== Goal ==
Write out, precisely and in full, each line of the material.

== Rows ==
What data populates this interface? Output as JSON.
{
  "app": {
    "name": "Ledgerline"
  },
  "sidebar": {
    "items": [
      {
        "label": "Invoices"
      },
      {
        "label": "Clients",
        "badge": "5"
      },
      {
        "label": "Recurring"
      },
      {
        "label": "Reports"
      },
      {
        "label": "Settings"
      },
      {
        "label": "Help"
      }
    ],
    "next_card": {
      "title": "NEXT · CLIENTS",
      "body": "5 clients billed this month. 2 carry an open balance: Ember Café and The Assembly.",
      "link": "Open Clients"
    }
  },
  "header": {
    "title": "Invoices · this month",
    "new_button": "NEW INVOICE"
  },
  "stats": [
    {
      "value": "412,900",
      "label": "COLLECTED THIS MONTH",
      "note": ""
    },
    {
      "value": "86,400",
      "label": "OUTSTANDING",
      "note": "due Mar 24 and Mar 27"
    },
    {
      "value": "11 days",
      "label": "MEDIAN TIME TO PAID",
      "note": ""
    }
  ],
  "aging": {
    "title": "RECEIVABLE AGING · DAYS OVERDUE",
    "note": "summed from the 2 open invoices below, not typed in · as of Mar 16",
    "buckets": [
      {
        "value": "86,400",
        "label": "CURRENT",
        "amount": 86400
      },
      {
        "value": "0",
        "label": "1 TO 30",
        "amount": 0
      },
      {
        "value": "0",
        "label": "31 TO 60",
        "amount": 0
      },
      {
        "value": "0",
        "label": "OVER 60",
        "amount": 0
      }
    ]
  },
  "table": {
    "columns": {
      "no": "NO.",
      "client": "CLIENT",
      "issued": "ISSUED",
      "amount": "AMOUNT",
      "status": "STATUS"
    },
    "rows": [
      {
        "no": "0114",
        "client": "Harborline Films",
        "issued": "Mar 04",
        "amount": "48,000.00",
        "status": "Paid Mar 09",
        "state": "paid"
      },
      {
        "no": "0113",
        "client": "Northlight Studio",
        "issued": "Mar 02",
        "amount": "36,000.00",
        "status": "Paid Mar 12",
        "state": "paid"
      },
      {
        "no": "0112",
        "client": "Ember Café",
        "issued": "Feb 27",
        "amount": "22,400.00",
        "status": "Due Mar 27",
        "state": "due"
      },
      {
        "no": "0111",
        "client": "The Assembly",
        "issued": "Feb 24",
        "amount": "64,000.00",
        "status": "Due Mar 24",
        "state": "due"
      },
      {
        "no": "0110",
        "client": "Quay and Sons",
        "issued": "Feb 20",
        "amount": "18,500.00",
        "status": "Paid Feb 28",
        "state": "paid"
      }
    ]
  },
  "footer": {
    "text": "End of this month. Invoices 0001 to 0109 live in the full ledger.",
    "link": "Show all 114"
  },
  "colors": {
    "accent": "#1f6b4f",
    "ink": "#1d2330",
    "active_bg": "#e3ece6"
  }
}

== Final result ==
What data populates this interface? Output as JSON.
{
  "app": {
    "name": "Ledgerline"
  },
  "sidebar": {
    "items": [
      {
        "label": "Invoices"
      },
      {
        "label": "Clients",
        "badge": "5"
      },
      {
        "label": "Recurring"
      },
      {
        "label": "Reports"
      },
      {
        "label": "Settings"
      },
      {
        "label": "Help"
      }
    ],
    "next_card": {
      "title": "NEXT · CLIENTS",
      "body": "5 clients billed this month. 2 carry an open balance: Ember Café and The Assembly.",
      "link": "Open Clients"
    }
  },
  "header": {
    "title": "Invoices · this month",
    "new_button": "NEW INVOICE"
  },
  "stats": [
    {
      "value": "412,900",
      "label": "COLLECTED THIS MONTH",
      "note": ""
    },
    {
      "value": "86,400",
      "label": "OUTSTANDING",
      "note": "due Mar 24 and Mar 27"
    },
    {
      "value": "11 days",
      "label": "MEDIAN TIME TO PAID",
      "note": ""
    }
  ],
  "aging": {
    "title": "RECEIVABLE AGING · DAYS OVERDUE",
    "note": "summed from the 2 open invoices below, not typed in · as of Mar 16",
    "buckets": [
      {
        "value": "86,400",
        "label": "CURRENT",
        "amount": 86400
      },
      {
        "value": "0",
        "label": "1 TO 30",
        "amount": 0
      },
      {
        "value": "0",
        "label": "31 TO 60",
        "amount": 0
      },
      {
        "value": "0",
        "label": "OVER 60",
        "amount": 0
      }
    ]
  },
  "table": {
    "columns": {
      "no": "NO.",
      "client": "CLIENT",
      "issued": "ISSUED",
      "amount": "AMOUNT",
      "status": "STATUS"
    },
    "rows": [
      {
        "no": "0114",
        "client": "Harborline Films",
        "issued": "Mar 04",
        "amount": "48,000.00",
        "status": "Paid Mar 09",
        "state": "paid"
      },
      {
        "no": "0113",
        "client": "Northlight Studio",
        "issued": "Mar 02",
        "amount": "36,000.00",
        "status": "Paid Mar 12",
        "state": "paid"
      },
      {
        "no": "0112",
        "client": "Ember Café",
        "issued": "Feb 27",
        "amount": "22,400.00",
        "status": "Due Mar 27",
        "state": "due"
      },
      {
        "no": "0111",
        "client": "The Assembly",
        "issued": "Feb 24",
        "amount": "64,000.00",
        "status": "Due Mar 24",
        "state": "due"
      },
      {
        "no": "0110",
        "client": "Quay and Sons",
        "issued": "Feb 20",
        "amount": "18,500.00",
        "status": "Paid Feb 28",
        "state": "paid"
      }
    ]
  },
  "footer": {
    "text": "End of this month. Invoices 0001 to 0109 live in the full ledger.",
    "link": "Show all 114"
  },
  "colors": {
    "accent": "#1f6b4f",
    "ink": "#1d2330",
    "active_bg": "#e3ece6"
  }
}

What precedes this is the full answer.